* [EXTRACT PROVIDED]
*** Block opens ***

Since twisted wraps exceptions into failures, it may happen that, in order:

- VerifyAll() is called in a test method, but a certain expected method is
not called;
- a deferred is returned by the same method;
- the deferred then triggers a callback that calls the expected method:

this is what the trial output look like:

===============================================================================
[ERROR]: test_mox_async.AsyncMoxTestCase.testAsyncMox

Traceback (most recent call last):
  File
"/home/alan/Private/Dropbox/code/mox-0.5.1.fixtraceback/test_mox_async.py",
line 24, in testAsyncMox
    m.VerifyAll()
  File "/home/alan/Private/Dropbox/code/mox-0.5.1.fixtraceback/mox.py",
line 198, in VerifyAll
    mock_obj._Verify()
  File "/home/alan/Private/Dropbox/code/mox-0.5.1.fixtraceback/mox.py",
line 353, in _Verify
    raise ExpectedMethodCallsError(self._expected_calls_queue)
mox.ExpectedMethodCallsError: Verify: Expected methods never called:

The error is raised but, since the call has happened (too late, e.g. after
VerifyAll(), but it has happened), I can't see what the problem really is.

you can see the problem by yourself by running the attached file on a
system with twisted 8.2 installed:

trial test_mox_async.py 

This seems to be caused by the fact that the exception instance saves the
call queue and concatenates the string to be shown just when __str__ is
called (and that's too late when using trial and twisted).

The attached patch saves formatted calls on init, preventing further issues.

output on a patched Mox:

===============================================================================
[ERROR]: test_mox_async.AsyncMoxTestCase.testAsyncMox

Traceback (most recent call last):
  File
"/home/alan/Private/Dropbox/code/mox-0.5.1.fixtraceback/test_mox_async.py",
line 24, in testAsyncMox
    m.VerifyAll()
  File "/home/alan/Private/Dropbox/code/mox-0.5.1.fixtraceback/mox.py",
line 198, in VerifyAll
    mock_obj._Verify()
  File "/home/alan/Private/Dropbox/code/mox-0.5.1.fixtraceback/mox.py",
line 353, in _Verify
    raise ExpectedMethodCallsError(self._expected_calls_queue)
mox.ExpectedMethodCallsError: Verify: Expected methods never called:
  0.  __call__('value') -> None
-------------------------------------------------------------------------------
Ran 1 tests in 0.007s

FAILED (errors=1)

*** Block closes ***

* [TASK PROMPT] Carry on the bug report about Mox errors under Twisted trial, picking up after its final line.

* [STUDY MATERIAL]
*** Block opens ***

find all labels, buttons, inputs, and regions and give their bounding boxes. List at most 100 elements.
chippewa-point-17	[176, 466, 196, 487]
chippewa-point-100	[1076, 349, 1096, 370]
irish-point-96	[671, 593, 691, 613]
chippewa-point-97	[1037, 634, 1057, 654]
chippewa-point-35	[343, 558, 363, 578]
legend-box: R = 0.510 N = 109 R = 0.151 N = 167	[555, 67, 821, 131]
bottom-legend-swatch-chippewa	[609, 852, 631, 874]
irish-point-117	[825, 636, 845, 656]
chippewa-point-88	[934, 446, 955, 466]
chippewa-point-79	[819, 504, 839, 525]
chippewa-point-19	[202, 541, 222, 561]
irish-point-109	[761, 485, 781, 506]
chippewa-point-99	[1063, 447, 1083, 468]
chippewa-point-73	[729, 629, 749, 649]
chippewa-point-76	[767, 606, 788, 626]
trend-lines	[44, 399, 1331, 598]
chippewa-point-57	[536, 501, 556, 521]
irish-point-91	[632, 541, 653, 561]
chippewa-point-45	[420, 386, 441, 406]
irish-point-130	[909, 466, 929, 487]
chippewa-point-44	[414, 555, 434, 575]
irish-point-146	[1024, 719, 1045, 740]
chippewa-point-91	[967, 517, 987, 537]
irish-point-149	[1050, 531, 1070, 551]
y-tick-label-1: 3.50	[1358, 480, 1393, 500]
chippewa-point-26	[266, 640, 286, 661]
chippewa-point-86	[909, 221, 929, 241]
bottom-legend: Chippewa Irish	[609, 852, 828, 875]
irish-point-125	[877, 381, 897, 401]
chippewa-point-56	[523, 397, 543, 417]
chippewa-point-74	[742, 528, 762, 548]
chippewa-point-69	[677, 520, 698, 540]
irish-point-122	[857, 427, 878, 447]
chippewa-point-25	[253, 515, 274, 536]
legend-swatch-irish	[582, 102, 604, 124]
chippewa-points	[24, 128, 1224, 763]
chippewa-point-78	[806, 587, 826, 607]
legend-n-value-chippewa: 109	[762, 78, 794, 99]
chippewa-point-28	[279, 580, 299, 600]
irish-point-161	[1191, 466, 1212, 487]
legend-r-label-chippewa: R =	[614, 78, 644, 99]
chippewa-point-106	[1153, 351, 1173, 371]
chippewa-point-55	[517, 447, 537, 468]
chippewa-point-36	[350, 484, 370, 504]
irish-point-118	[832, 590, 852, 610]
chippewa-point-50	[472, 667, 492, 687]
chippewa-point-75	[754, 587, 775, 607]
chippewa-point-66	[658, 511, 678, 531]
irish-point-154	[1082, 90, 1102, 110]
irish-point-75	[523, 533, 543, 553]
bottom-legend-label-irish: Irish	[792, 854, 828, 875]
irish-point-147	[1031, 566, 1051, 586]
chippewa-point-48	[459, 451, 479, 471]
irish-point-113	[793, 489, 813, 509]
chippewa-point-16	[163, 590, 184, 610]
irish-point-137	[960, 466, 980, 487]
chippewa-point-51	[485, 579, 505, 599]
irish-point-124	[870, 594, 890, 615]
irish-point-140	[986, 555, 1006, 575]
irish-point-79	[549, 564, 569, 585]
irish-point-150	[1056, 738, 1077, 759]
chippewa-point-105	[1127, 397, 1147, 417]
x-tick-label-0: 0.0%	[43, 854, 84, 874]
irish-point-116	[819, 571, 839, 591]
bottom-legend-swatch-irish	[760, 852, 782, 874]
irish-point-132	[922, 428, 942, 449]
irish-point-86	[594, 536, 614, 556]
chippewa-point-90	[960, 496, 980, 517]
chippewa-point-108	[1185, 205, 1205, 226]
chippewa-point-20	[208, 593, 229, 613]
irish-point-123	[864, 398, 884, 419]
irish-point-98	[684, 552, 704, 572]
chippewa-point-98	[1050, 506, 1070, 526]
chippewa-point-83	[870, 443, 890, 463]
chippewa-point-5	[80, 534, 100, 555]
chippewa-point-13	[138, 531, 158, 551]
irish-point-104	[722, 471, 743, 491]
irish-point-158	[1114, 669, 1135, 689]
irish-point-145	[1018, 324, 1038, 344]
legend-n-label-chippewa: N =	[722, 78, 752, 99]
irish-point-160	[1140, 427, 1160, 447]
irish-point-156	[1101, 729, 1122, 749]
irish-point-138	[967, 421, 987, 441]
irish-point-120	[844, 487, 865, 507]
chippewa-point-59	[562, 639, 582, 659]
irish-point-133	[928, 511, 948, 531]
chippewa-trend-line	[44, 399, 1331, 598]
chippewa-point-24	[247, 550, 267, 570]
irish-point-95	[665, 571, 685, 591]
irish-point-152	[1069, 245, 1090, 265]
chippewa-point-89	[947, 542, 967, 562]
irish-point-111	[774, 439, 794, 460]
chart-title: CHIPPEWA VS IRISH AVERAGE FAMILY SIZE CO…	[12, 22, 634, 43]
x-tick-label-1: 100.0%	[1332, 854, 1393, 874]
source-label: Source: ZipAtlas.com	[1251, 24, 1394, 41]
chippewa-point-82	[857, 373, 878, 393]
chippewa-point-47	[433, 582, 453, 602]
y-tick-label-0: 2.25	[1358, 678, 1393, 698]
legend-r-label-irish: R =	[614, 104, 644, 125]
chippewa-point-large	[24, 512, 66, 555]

*** Block closes ***

* [ANSWER SECTION]
Original issue reported on code.google.com by alan.fra...@gmail.com on 9 Oct 2009 at 4:22

Attachments:

GoogleCodeExporter commented 9 years ago
Your patch doesn't really solve the race condition, since your callback could 
run between initializing Error, and setting up the local copy of 'calls'.

In this case, it seems like your test should block until you know your code has 
completed (or should have completed) before verifying.

Making mox thread-safe is a larger issue.

Sorry for the huge delay on this bug.  I'm trying to work through the backlog 
today.

Original comment by steve.mi...@gmail.com on 17 Jun 2010 at 8:07

GoogleCodeExporter commented 9 years ago
You're wrong here. Twisted is single thread - it uses a reactor. The callback 
can't run while the object is being created. I've never spoke about 
multithreading - it's a totally different matter.

Original comment by alan.fra...@gmail.com on 18 Jun 2010 at 10:39

GoogleCodeExporter commented 9 years ago
I'm not familiar with twisted or reactor, but I'm pretty sure that you code is 
using threads.   Maybe I'm confused, but I'd be *very* interested to see a call 
stack where your callback runs between exception creation and raising without a 
context switch.

Original comment by stev...@google.com on 18 Jun 2010 at 4:26

GoogleCodeExporter commented 9 years ago
http://en.wikipedia.org/wiki/Reactor_pattern

I think you missed the point, or I wasn't very clear.

The exception is raised indeed at the proper point. But twisted own's TestCase, 
being designed for working in async, does not raise the exception *immediately* 
; it uses a concept called "Failure" 

http://twistedmatrix.com/documents/8.1.0/api/twisted.python.failure.Failure.html

Which offers a way to propagate an exception through a chain of callbacks.

http://diigo.com/0bg0q

The exception is not shown as soon as it's raised - which would make the 
exception show up indeed! Instead, it gets wrapped in a failure and shown a bit 
later - in this time, the call gets done and the call gets cleared.